* _Extract provided_:
★ ★ ★

Here are a few edifying, inspiring, or (alas) infuriating stories that are making the rounds this week:

• First up, this truly outstanding piece from Wired on the anti-vaccination movement, An Epidemic of Fear: How Panicked Parents Skipping Shots Endangers Us All. This is what journalism is supposed to do: listen to the experts, survey the facts and adjudicate the truth, without the false-equivalency tactics that are the breath of life to kooks and advocates of pseudoscience. Here are a few samples:

In the center of the fray is Paul Offit. "People describe me as a vaccine advocate," he says. "I see myself as a science advocate." But in this battle — and make no mistake, he says, it's a pitched and heated battle — "science alone isn't enough ... People are getting hurt. The parent who reads what Jenny McCarthy says and thinks, 'Well, maybe I shouldn't get this vaccine,' and their child dies of Hib meningitis," he says, shaking his head. "It's such a fundamental failure on our part that we haven't convinced that parent."

To be clear, there is no credible evidence to indicate that any of this is true. None. Twelve epidemiological studies have found no data that links the MMR (measles/mumps/rubella) vaccine to autism; six studies have found no trace of an association between thimerosal (a preservative containing ethylmercury that has largely been removed from vaccines since 2001) and autism, and three other studies have found no indication that thimerosal causes even subtle neurological problems.

★ ★ ★

* _Given records_:
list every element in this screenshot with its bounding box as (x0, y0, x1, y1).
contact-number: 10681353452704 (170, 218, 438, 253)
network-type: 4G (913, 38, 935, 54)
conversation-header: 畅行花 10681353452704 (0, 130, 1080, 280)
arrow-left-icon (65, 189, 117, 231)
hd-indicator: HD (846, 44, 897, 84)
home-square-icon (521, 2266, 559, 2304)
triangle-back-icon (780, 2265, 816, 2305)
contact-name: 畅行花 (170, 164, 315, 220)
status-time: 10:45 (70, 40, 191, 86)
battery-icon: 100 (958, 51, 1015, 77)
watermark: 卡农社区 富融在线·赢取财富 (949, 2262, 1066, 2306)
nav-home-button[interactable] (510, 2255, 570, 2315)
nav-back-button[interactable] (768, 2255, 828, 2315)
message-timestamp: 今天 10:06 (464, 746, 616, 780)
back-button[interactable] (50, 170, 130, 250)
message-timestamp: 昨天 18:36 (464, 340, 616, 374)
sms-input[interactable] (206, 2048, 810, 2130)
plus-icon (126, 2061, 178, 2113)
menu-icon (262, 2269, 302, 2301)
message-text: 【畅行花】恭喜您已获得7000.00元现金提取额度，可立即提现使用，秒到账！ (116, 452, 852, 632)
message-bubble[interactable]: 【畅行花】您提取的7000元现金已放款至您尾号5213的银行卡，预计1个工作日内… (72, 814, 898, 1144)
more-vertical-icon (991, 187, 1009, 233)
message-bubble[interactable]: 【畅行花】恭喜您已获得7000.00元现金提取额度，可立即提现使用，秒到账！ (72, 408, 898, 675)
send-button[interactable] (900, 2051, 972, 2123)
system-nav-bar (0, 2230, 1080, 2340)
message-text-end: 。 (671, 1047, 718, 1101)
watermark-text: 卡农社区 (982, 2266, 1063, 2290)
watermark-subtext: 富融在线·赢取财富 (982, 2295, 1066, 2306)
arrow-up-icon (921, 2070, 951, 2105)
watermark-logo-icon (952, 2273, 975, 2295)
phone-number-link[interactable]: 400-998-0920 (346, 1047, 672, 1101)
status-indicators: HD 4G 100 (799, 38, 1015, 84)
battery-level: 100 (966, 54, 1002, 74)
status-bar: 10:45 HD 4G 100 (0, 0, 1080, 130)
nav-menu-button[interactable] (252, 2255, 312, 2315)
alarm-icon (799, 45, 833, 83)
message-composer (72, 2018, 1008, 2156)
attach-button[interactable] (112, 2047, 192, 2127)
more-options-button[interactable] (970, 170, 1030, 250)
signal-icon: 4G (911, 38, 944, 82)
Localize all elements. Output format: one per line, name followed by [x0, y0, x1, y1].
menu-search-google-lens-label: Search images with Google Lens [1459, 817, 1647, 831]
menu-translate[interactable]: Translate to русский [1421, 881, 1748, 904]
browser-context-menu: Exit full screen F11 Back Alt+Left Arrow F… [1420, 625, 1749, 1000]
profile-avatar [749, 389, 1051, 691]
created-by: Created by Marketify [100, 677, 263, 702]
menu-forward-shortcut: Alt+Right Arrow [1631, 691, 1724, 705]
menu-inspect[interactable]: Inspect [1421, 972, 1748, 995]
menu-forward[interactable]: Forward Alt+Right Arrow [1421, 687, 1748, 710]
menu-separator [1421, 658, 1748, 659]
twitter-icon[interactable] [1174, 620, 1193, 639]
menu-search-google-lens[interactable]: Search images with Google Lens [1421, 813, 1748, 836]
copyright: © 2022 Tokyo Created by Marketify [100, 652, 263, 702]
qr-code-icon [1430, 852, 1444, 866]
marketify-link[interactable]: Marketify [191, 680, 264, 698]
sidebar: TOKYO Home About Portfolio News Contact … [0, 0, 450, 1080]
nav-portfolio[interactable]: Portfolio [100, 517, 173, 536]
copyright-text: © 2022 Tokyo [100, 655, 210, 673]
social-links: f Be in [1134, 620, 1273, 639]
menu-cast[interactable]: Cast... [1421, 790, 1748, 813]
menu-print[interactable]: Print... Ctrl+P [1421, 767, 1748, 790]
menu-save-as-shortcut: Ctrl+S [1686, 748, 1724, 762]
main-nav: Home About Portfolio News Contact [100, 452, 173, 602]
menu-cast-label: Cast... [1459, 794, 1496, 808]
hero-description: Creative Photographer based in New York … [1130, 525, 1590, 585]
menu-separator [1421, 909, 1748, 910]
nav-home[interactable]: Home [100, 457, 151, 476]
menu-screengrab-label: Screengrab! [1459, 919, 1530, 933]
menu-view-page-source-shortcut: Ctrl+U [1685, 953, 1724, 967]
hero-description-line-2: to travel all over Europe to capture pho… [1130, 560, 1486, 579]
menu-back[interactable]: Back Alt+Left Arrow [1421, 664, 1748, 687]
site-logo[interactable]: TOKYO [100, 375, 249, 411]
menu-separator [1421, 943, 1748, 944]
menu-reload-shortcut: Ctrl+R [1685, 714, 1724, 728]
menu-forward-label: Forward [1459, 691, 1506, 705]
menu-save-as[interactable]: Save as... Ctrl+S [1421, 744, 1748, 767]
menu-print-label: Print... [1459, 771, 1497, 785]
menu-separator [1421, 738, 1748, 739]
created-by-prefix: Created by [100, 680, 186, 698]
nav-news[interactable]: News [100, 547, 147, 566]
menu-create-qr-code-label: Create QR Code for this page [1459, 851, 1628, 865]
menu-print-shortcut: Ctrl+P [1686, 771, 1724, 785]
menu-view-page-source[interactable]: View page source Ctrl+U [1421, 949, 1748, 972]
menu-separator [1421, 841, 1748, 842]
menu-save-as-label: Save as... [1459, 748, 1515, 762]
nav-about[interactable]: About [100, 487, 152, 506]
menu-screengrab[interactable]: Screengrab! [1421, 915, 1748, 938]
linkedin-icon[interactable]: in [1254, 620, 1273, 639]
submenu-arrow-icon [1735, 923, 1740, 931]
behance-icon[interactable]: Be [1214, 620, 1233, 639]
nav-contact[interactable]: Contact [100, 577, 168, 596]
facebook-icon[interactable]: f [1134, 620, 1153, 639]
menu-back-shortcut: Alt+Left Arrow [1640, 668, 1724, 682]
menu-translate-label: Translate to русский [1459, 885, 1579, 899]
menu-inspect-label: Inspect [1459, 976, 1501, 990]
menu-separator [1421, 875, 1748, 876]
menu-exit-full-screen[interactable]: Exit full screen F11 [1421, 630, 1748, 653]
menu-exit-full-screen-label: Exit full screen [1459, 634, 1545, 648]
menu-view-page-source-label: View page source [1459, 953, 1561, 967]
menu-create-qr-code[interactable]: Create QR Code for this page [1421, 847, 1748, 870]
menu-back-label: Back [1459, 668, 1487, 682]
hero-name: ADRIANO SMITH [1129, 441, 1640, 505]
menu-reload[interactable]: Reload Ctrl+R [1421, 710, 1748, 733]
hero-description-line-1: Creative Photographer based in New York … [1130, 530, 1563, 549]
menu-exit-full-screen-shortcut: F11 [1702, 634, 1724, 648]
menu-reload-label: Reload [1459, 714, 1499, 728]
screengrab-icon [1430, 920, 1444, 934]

★ ★ ★

Continue the weekly news roundup that opens with the Wired article on the anti-vaccination movement. Pick up after its last sentence.

* _Expected answer_:
...Kaiser Permanente reported that unvaccinated children were 23 times more likely to get pertussis, a highly contagious bacterial disease that causes violent coughing and is potentially lethal to infants. In the June issue of the journal Pediatrics, Jason Glanz, an epidemiologist at Kaiser's Institute for Health Research, revealed that the number of reported pertussis cases jumped from 1,000 in 1976 to 26,000 in 2004. A disease that vaccines made rare, in other words, is making a comeback.

• From the Times, an article on how cancerous tumors can spontaneously disappear, for reasons that are not yet fully understood. Think of this one the next time a faith-healing zealot claims that supernatural fetishism cured them of an incurable disease.

• Also, this superb editorial from the normally mediocre Maureen Dowd about the Vatican's increasingly archaic and misogynist attitude toward nuns (and women in general).

• And lastly, check out this piece from the Financial Times about the degree to which Muslim immigrants are assimilating into European society. Sarah Braasch, Daylight Atheism's correspondent from France (she actually lives in the area described by the article) tells me that some of this is overly optimistic and doesn't fully do justice to the serious problems of abuse and subjugation that some immigrants, especially women, still face. On the other hand, the doomsday "Islamofascists are taking over Europe!" scenarios so often pushed by right-wingers go too far in the opposite direction, ignoring relevant facts (such as the plunging birthrate among increasingly well-educated immigrant families) that tend to undermine their scare tactics.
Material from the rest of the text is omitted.